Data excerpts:
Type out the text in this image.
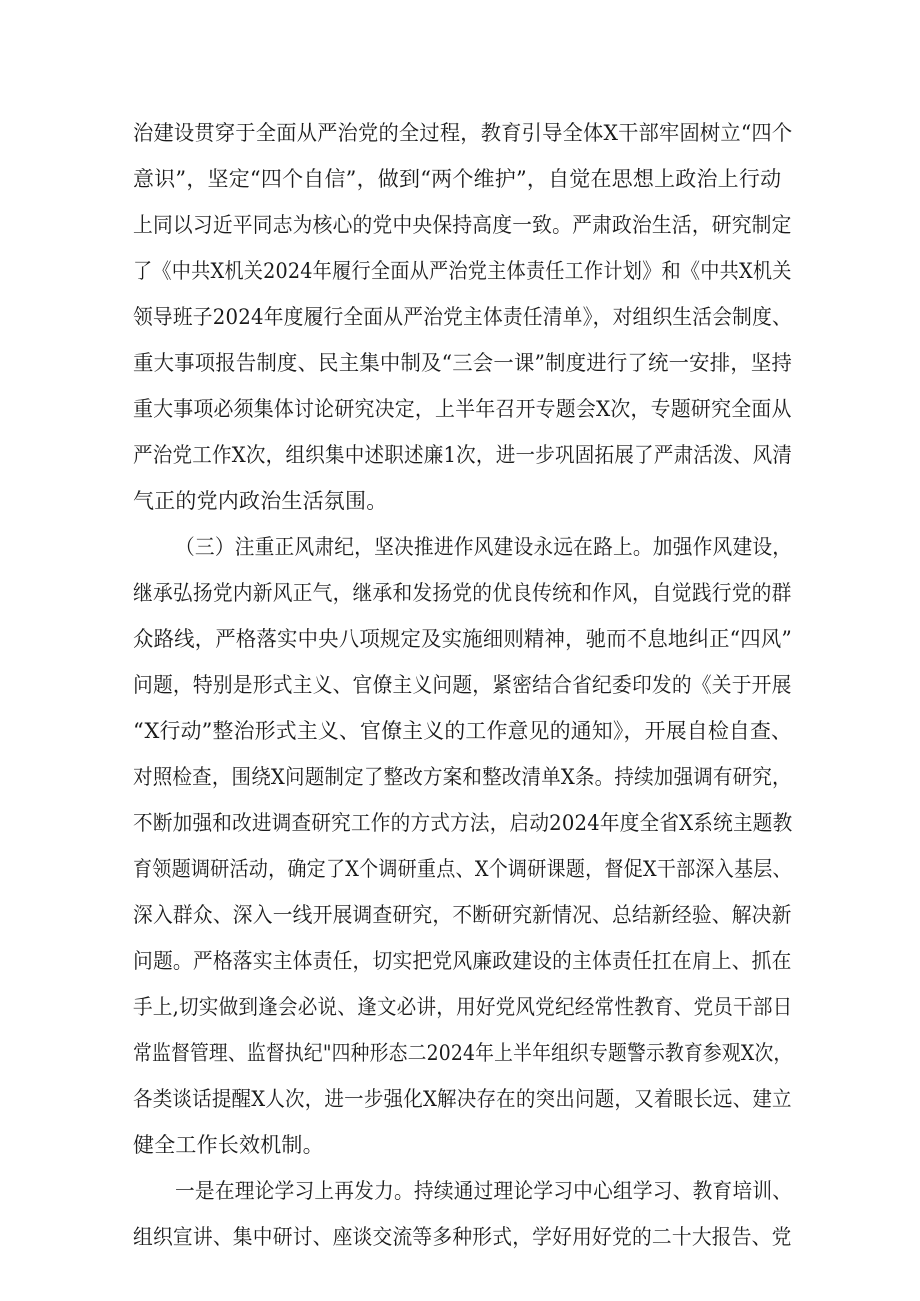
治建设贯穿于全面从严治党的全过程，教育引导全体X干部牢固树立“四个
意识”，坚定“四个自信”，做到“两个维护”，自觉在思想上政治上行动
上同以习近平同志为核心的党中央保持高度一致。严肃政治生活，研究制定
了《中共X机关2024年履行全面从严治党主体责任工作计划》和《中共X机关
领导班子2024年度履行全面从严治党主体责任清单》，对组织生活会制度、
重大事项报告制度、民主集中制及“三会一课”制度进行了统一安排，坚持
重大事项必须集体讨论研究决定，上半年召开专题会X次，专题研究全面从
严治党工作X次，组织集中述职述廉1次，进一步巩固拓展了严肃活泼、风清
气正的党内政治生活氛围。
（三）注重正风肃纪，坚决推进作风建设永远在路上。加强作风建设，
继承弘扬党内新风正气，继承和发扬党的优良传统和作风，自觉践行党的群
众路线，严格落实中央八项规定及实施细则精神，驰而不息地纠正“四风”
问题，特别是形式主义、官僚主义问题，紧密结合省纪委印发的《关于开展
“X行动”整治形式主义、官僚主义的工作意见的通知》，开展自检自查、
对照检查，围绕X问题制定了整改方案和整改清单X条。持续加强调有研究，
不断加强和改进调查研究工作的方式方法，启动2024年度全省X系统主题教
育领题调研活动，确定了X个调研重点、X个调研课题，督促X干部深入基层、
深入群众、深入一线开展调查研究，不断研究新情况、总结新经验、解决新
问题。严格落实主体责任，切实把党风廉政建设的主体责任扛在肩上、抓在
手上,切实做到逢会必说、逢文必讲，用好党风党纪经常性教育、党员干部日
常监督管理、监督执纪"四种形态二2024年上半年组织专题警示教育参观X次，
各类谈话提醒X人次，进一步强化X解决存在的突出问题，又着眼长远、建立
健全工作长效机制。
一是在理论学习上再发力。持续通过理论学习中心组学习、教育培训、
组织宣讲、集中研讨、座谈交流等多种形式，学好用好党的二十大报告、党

---

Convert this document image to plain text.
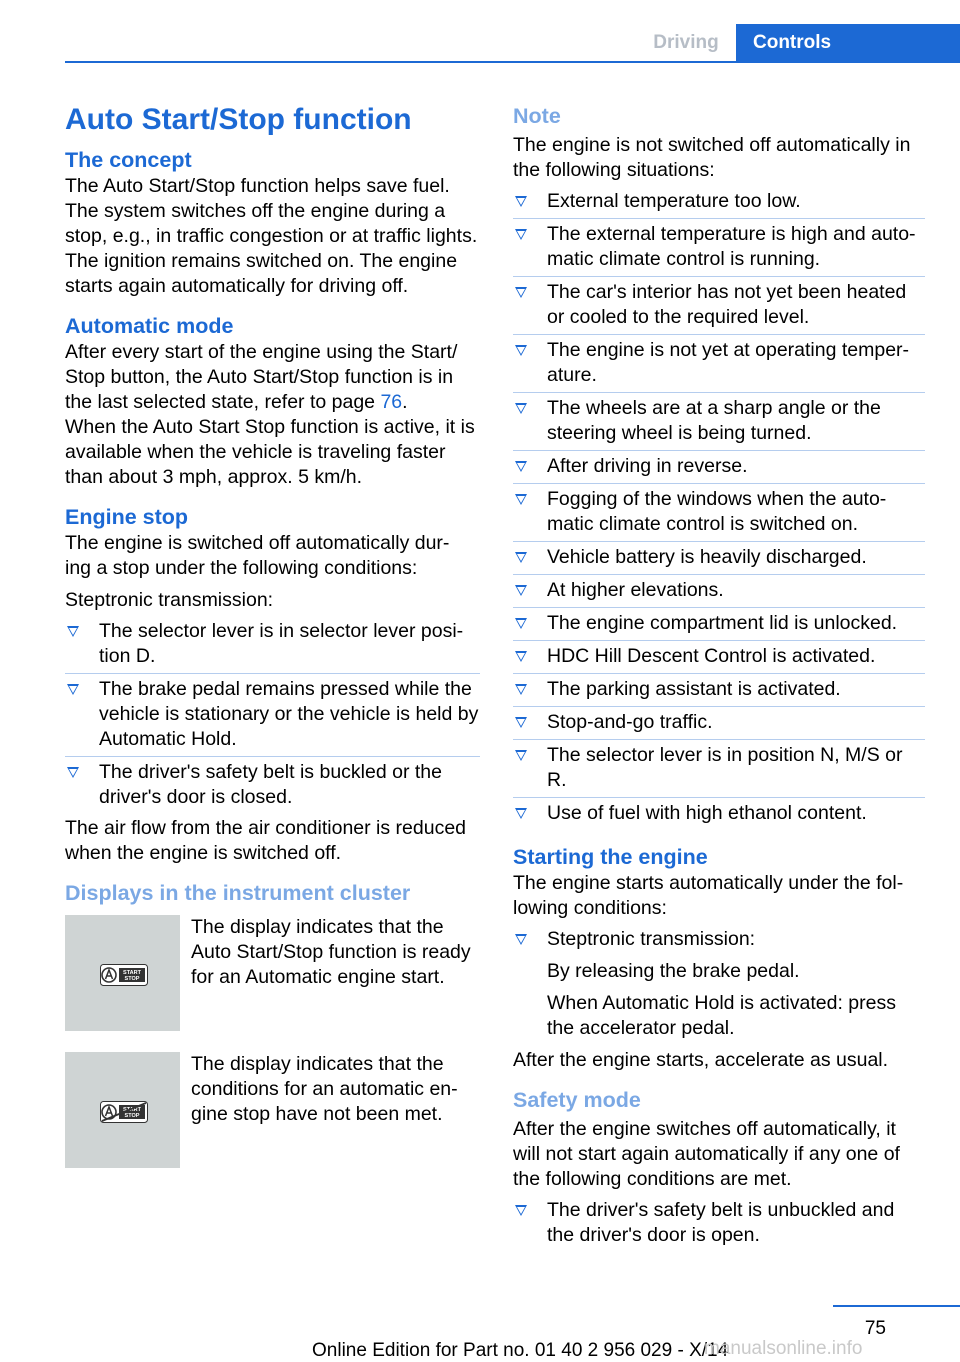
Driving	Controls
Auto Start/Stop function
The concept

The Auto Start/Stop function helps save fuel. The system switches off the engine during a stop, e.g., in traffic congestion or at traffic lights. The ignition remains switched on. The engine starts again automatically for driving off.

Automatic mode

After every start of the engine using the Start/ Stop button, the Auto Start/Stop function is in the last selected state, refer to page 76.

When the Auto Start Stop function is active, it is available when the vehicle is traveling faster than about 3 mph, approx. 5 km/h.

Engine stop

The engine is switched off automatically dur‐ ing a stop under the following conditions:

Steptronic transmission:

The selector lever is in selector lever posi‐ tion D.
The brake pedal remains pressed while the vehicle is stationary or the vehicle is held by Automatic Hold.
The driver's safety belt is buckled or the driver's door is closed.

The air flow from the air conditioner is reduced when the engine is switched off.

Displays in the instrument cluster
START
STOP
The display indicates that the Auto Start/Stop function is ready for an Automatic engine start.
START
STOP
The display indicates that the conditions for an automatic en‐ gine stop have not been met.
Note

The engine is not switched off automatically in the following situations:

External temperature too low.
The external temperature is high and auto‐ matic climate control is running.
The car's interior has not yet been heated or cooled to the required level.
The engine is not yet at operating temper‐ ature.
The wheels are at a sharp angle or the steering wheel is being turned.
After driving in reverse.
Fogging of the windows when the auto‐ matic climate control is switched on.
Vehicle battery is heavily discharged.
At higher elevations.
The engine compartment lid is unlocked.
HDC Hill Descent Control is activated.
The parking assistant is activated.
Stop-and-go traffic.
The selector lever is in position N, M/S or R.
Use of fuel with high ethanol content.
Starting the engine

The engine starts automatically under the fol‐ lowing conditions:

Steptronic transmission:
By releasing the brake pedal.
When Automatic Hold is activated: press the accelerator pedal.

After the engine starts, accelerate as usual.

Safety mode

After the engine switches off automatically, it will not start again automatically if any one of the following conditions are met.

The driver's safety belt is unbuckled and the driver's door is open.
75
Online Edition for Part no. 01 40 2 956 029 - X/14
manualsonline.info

Task statement: Review the preceding data and report every line that includes the string "been".

Finished answer:
The display indicates that the conditions for an automatic en‐ gine stop have not been met.
The car's interior has not yet been heated or cooled to the required level.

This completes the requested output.